---------- STORED RECORDS ----------

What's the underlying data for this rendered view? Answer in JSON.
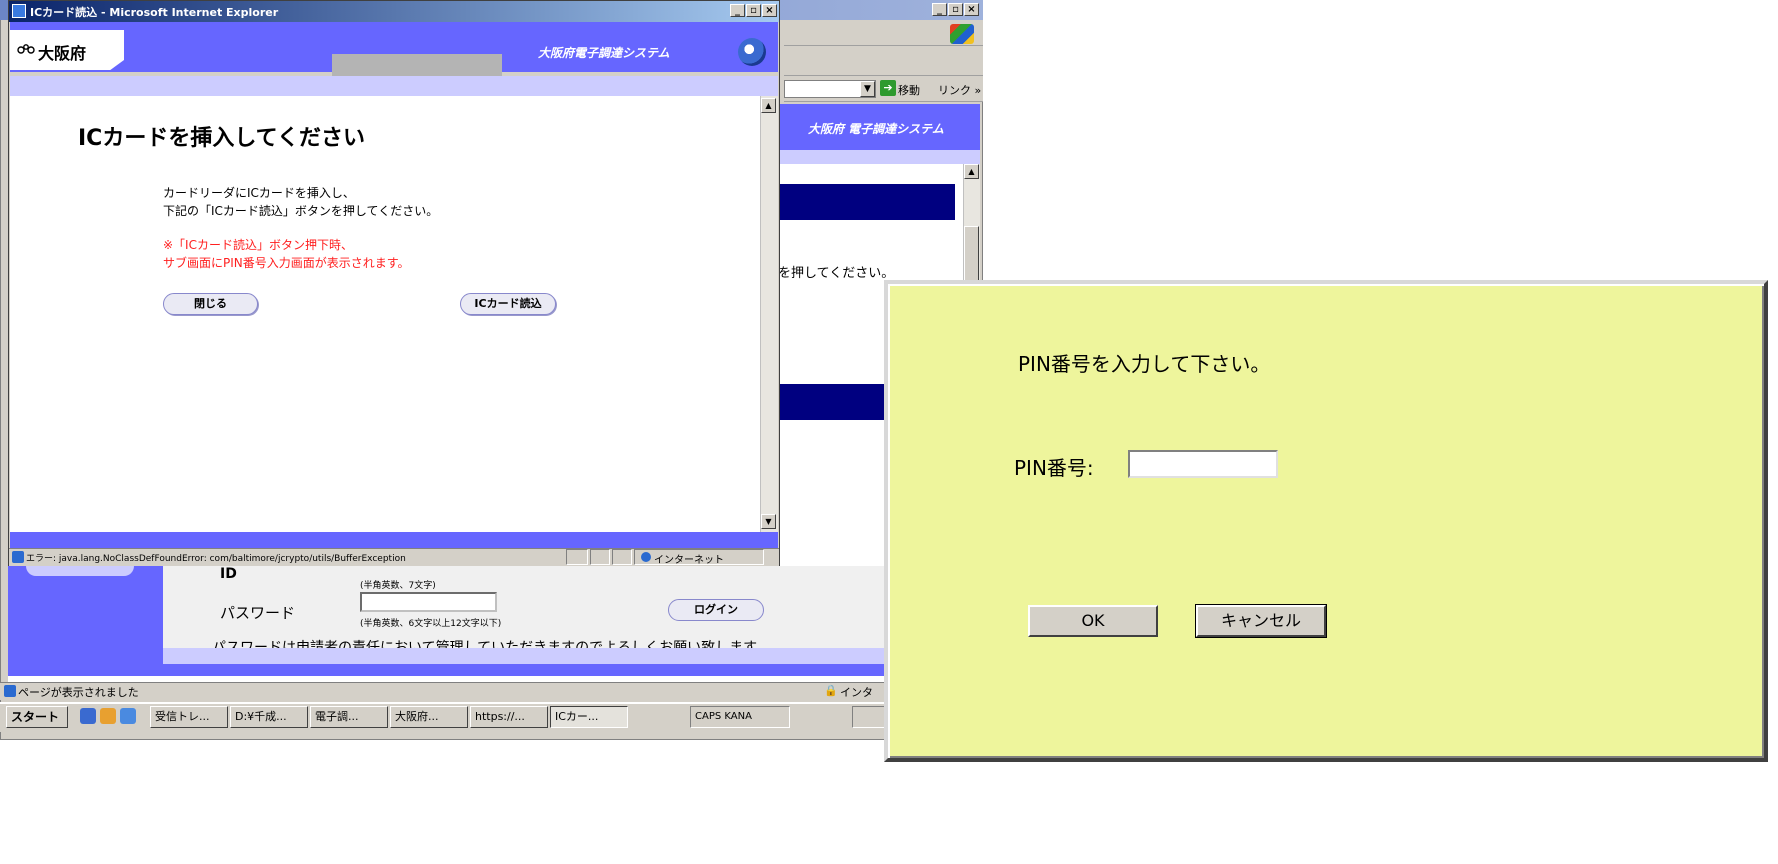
{
  "background_window": {
    "toolbar": {
      "go_label": "移動",
      "links_label": "リンク »"
    },
    "header": {
      "system_title": "大阪府 電子調達システム"
    },
    "partial_instruction": "を押してください。",
    "login_form": {
      "id_label": "ID",
      "id_hint": "(半角英数、7文字)",
      "password_label": "パスワード",
      "password_hint": "(半角英数、6文字以上12文字以下)",
      "login_button": "ログイン",
      "cutoff_text": "パスワードは申請者の責任において管理していただきますのでよろしくお願い致します。"
    },
    "status_bar": {
      "text": "ページが表示されました",
      "zone": "インタ"
    },
    "taskbar": {
      "start": "スタート",
      "tasks": [
        "受信トレ...",
        "D:¥千成...",
        "電子調...",
        "大阪府...",
        "https://...",
        "ICカー..."
      ],
      "tray_text": "CAPS KANA"
    }
  },
  "ic_window": {
    "title": "ICカード読込 - Microsoft Internet Explorer",
    "org_logo_text": "大阪府",
    "system_title": "大阪府電子調達システム",
    "heading": "ICカードを挿入してください",
    "instructions": [
      "カードリーダにICカードを挿入し、",
      "下記の「ICカード読込」ボタンを押してください。"
    ],
    "notes": [
      "※「ICカード読込」ボタン押下時、",
      "サブ画面にPIN番号入力画面が表示されます。"
    ],
    "buttons": {
      "close": "閉じる",
      "read_card": "ICカード読込"
    },
    "status_bar": {
      "text": "エラー: java.lang.NoClassDefFoundError: com/baltimore/jcrypto/utils/BufferException",
      "zone": "インターネット"
    }
  },
  "pin_dialog": {
    "prompt": "PIN番号を入力して下さい。",
    "pin_label": "PIN番号:",
    "pin_value": "",
    "ok_label": "OK",
    "cancel_label": "キャンセル"
  },
  "colors": {
    "header_blue": "#6666ff",
    "light_strip": "#ccccff",
    "navy": "#000080",
    "note_red": "#ff2020",
    "pin_background": "#eef59c"
  }
}
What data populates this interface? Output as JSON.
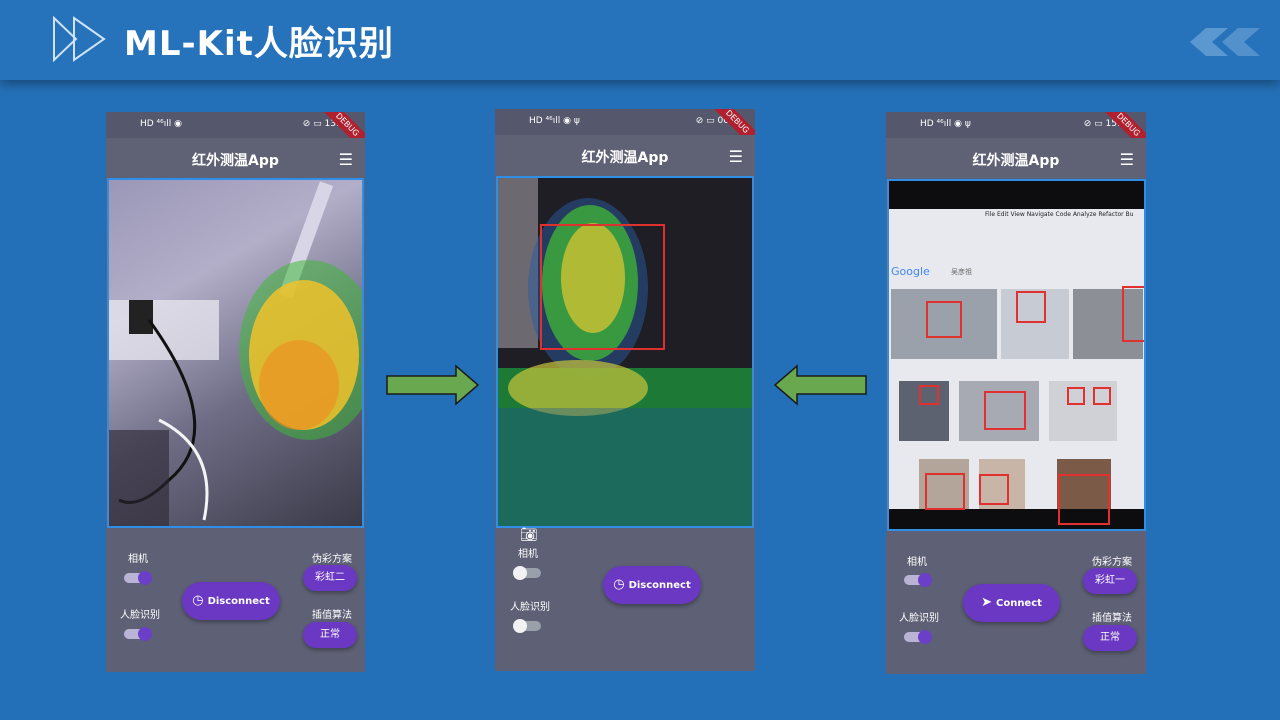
{
  "slide": {
    "title": "ML-Kit人脸识别",
    "accent": "#2470b8"
  },
  "phones": [
    {
      "status_left": "HD ⁴⁶ıll ◉",
      "status_right": "⊘ ▭ 13:",
      "debug": "DEBUG",
      "app_title": "红外测温App",
      "menu_icon": "list-icon",
      "camera_label": "相机",
      "camera_on": true,
      "face_label": "人脸识别",
      "face_on": true,
      "action_label": "Disconnect",
      "action_icon": "clock-icon",
      "pseudo_label": "伪彩方案",
      "pseudo_value": "彩虹二",
      "interp_label": "插值算法",
      "interp_value": "正常"
    },
    {
      "status_left": "HD ⁴⁶ıll ◉ ψ",
      "status_right": "⊘ ▭ 00",
      "debug": "DEBUG",
      "app_title": "红外测温App",
      "menu_icon": "list-icon",
      "camera_label": "相机",
      "camera_on": false,
      "face_label": "人脸识别",
      "face_on": false,
      "action_label": "Disconnect",
      "action_icon": "clock-icon"
    },
    {
      "status_left": "HD ⁴⁶ıll ◉ ψ",
      "status_right": "⊘ ▭ 15:",
      "debug": "DEBUG",
      "app_title": "红外测温App",
      "menu_icon": "list-icon",
      "camera_label": "相机",
      "camera_on": true,
      "face_label": "人脸识别",
      "face_on": true,
      "action_label": "Connect",
      "action_icon": "send-icon",
      "pseudo_label": "伪彩方案",
      "pseudo_value": "彩虹一",
      "interp_label": "插值算法",
      "interp_value": "正常",
      "browser_menu": [
        "File",
        "Edit",
        "View",
        "Navigate",
        "Code",
        "Analyze",
        "Refactor",
        "Bu"
      ],
      "google_logo": "Google",
      "search_text": "吴彦祖"
    }
  ],
  "arrows": {
    "color": "#6aa84f"
  }
}
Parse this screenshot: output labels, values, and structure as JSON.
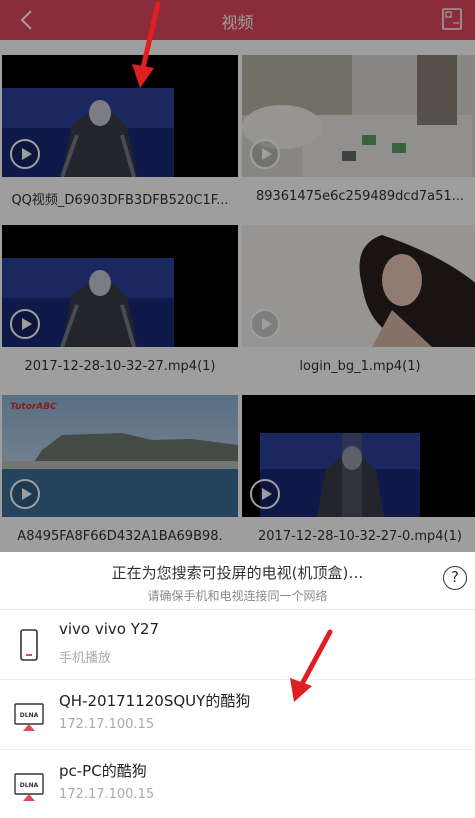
{
  "header": {
    "title": "视频"
  },
  "videos": [
    {
      "name": "QQ视频_D6903DFB3DFB520C1F..."
    },
    {
      "name": "89361475e6c259489dcd7a51..."
    },
    {
      "name": "2017-12-28-10-32-27.mp4(1)"
    },
    {
      "name": "login_bg_1.mp4(1)"
    },
    {
      "name": "A8495FA8F66D432A1BA69B98."
    },
    {
      "name": "2017-12-28-10-32-27-0.mp4(1)"
    }
  ],
  "thumb_watermark": "TutorABC",
  "sheet": {
    "title": "正在为您搜索可投屏的电视(机顶盒)…",
    "subtitle": "请确保手机和电视连接同一个网络",
    "help": "?"
  },
  "devices": [
    {
      "name": "vivo vivo Y27",
      "sub": "手机播放",
      "icon": "phone-icon"
    },
    {
      "name": "QH-20171120SQUY的酷狗",
      "sub": "172.17.100.15",
      "icon": "dlna-tv-icon",
      "icon_label": "DLNA"
    },
    {
      "name": "pc-PC的酷狗",
      "sub": "172.17.100.15",
      "icon": "dlna-tv-icon",
      "icon_label": "DLNA"
    }
  ],
  "colors": {
    "topbar": "#e0485e",
    "arrow": "#e02020",
    "dlna": "#e0485e"
  }
}
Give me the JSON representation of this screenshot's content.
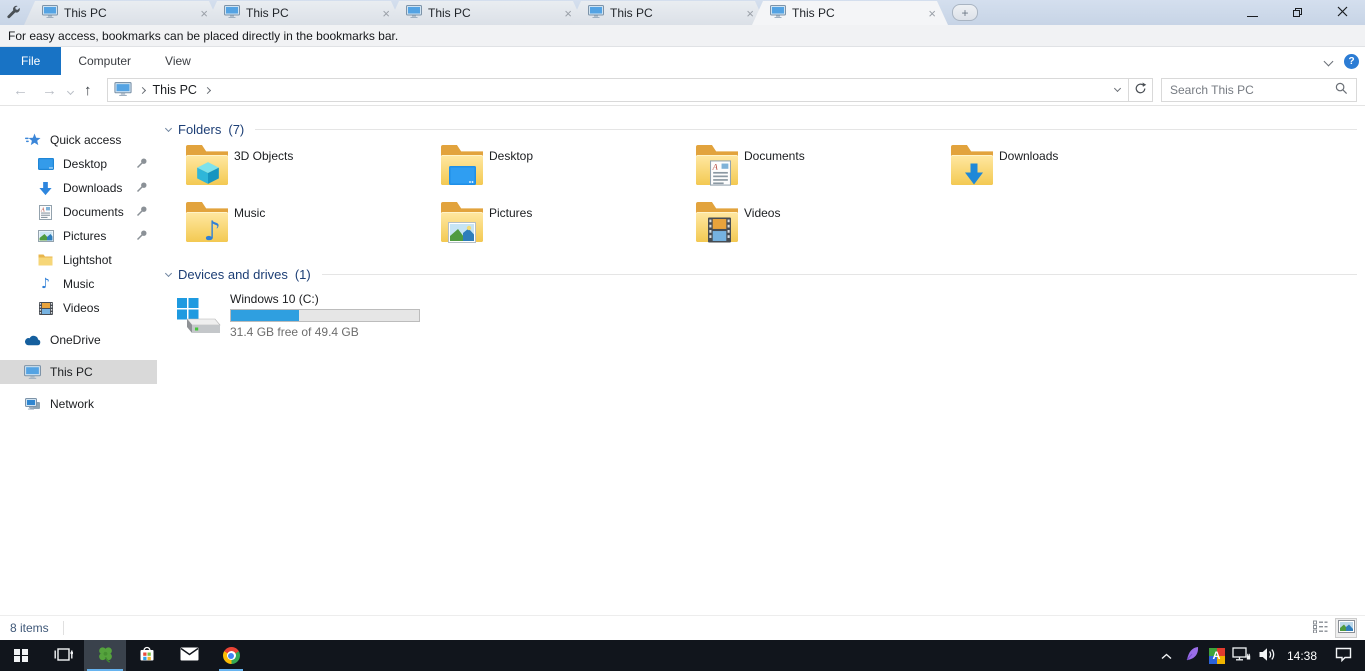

----------

- TASK STATEMENT: Repeat the material above word for word and skip every image in it.

- FINAL RESULT:
What's the underlying data for this rendered view? Answer in JSON.
{
  "background_window": {
    "toolbar": {
      "go_label": "移動",
      "links_label": "リンク »"
    },
    "header": {
      "system_title": "大阪府 電子調達システム"
    },
    "partial_instruction": "を押してください。",
    "login_form": {
      "id_label": "ID",
      "id_hint": "(半角英数、7文字)",
      "password_label": "パスワード",
      "password_hint": "(半角英数、6文字以上12文字以下)",
      "login_button": "ログイン",
      "cutoff_text": "パスワードは申請者の責任において管理していただきますのでよろしくお願い致します。"
    },
    "status_bar": {
      "text": "ページが表示されました",
      "zone": "インタ"
    },
    "taskbar": {
      "start": "スタート",
      "tasks": [
        "受信トレ...",
        "D:¥千成...",
        "電子調...",
        "大阪府...",
        "https://...",
        "ICカー..."
      ],
      "tray_text": "CAPS KANA"
    }
  },
  "ic_window": {
    "title": "ICカード読込 - Microsoft Internet Explorer",
    "org_logo_text": "大阪府",
    "system_title": "大阪府電子調達システム",
    "heading": "ICカードを挿入してください",
    "instructions": [
      "カードリーダにICカードを挿入し、",
      "下記の「ICカード読込」ボタンを押してください。"
    ],
    "notes": [
      "※「ICカード読込」ボタン押下時、",
      "サブ画面にPIN番号入力画面が表示されます。"
    ],
    "buttons": {
      "close": "閉じる",
      "read_card": "ICカード読込"
    },
    "status_bar": {
      "text": "エラー: java.lang.NoClassDefFoundError: com/baltimore/jcrypto/utils/BufferException",
      "zone": "インターネット"
    }
  },
  "pin_dialog": {
    "prompt": "PIN番号を入力して下さい。",
    "pin_label": "PIN番号:",
    "pin_value": "",
    "ok_label": "OK",
    "cancel_label": "キャンセル"
  },
  "colors": {
    "header_blue": "#6666ff",
    "light_strip": "#ccccff",
    "navy": "#000080",
    "note_red": "#ff2020",
    "pin_background": "#eef59c"
  }
}
What data populates this interface? Output as JSON.
{
  "slide": {
    "title": "ML-Kit人脸识别",
    "accent": "#2470b8"
  },
  "phones": [
    {
      "status_left": "HD ⁴⁶ıll ◉",
      "status_right": "⊘ ▭ 13:",
      "debug": "DEBUG",
      "app_title": "红外测温App",
      "menu_icon": "list-icon",
      "camera_label": "相机",
      "camera_on": true,
      "face_label": "人脸识别",
      "face_on": true,
      "action_label": "Disconnect",
      "action_icon": "clock-icon",
      "pseudo_label": "伪彩方案",
      "pseudo_value": "彩虹二",
      "interp_label": "插值算法",
      "interp_value": "正常"
    },
    {
      "status_left": "HD ⁴⁶ıll ◉ ψ",
      "status_right": "⊘ ▭ 00",
      "debug": "DEBUG",
      "app_title": "红外测温App",
      "menu_icon": "list-icon",
      "camera_label": "相机",
      "camera_on": false,
      "face_label": "人脸识别",
      "face_on": false,
      "action_label": "Disconnect",
      "action_icon": "clock-icon"
    },
    {
      "status_left": "HD ⁴⁶ıll ◉ ψ",
      "status_right": "⊘ ▭ 15:",
      "debug": "DEBUG",
      "app_title": "红外测温App",
      "menu_icon": "list-icon",
      "camera_label": "相机",
      "camera_on": true,
      "face_label": "人脸识别",
      "face_on": true,
      "action_label": "Connect",
      "action_icon": "send-icon",
      "pseudo_label": "伪彩方案",
      "pseudo_value": "彩虹一",
      "interp_label": "插值算法",
      "interp_value": "正常",
      "browser_menu": [
        "File",
        "Edit",
        "View",
        "Navigate",
        "Code",
        "Analyze",
        "Refactor",
        "Bu"
      ],
      "google_logo": "Google",
      "search_text": "吴彦祖"
    }
  ],
  "arrows": {
    "color": "#6aa84f"
  }
}
Parse this screenshot: output labels, values, and structure as JSON.
{
  "header": {
    "title": "视频"
  },
  "videos": [
    {
      "name": "QQ视频_D6903DFB3DFB520C1F..."
    },
    {
      "name": "89361475e6c259489dcd7a51..."
    },
    {
      "name": "2017-12-28-10-32-27.mp4(1)"
    },
    {
      "name": "login_bg_1.mp4(1)"
    },
    {
      "name": "A8495FA8F66D432A1BA69B98."
    },
    {
      "name": "2017-12-28-10-32-27-0.mp4(1)"
    }
  ],
  "thumb_watermark": "TutorABC",
  "sheet": {
    "title": "正在为您搜索可投屏的电视(机顶盒)…",
    "subtitle": "请确保手机和电视连接同一个网络",
    "help": "?"
  },
  "devices": [
    {
      "name": "vivo vivo Y27",
      "sub": "手机播放",
      "icon": "phone-icon"
    },
    {
      "name": "QH-20171120SQUY的酷狗",
      "sub": "172.17.100.15",
      "icon": "dlna-tv-icon",
      "icon_label": "DLNA"
    },
    {
      "name": "pc-PC的酷狗",
      "sub": "172.17.100.15",
      "icon": "dlna-tv-icon",
      "icon_label": "DLNA"
    }
  ],
  "colors": {
    "topbar": "#e0485e",
    "arrow": "#e02020",
    "dlna": "#e0485e"
  }
}
Give me the JSON representation of this screenshot's content.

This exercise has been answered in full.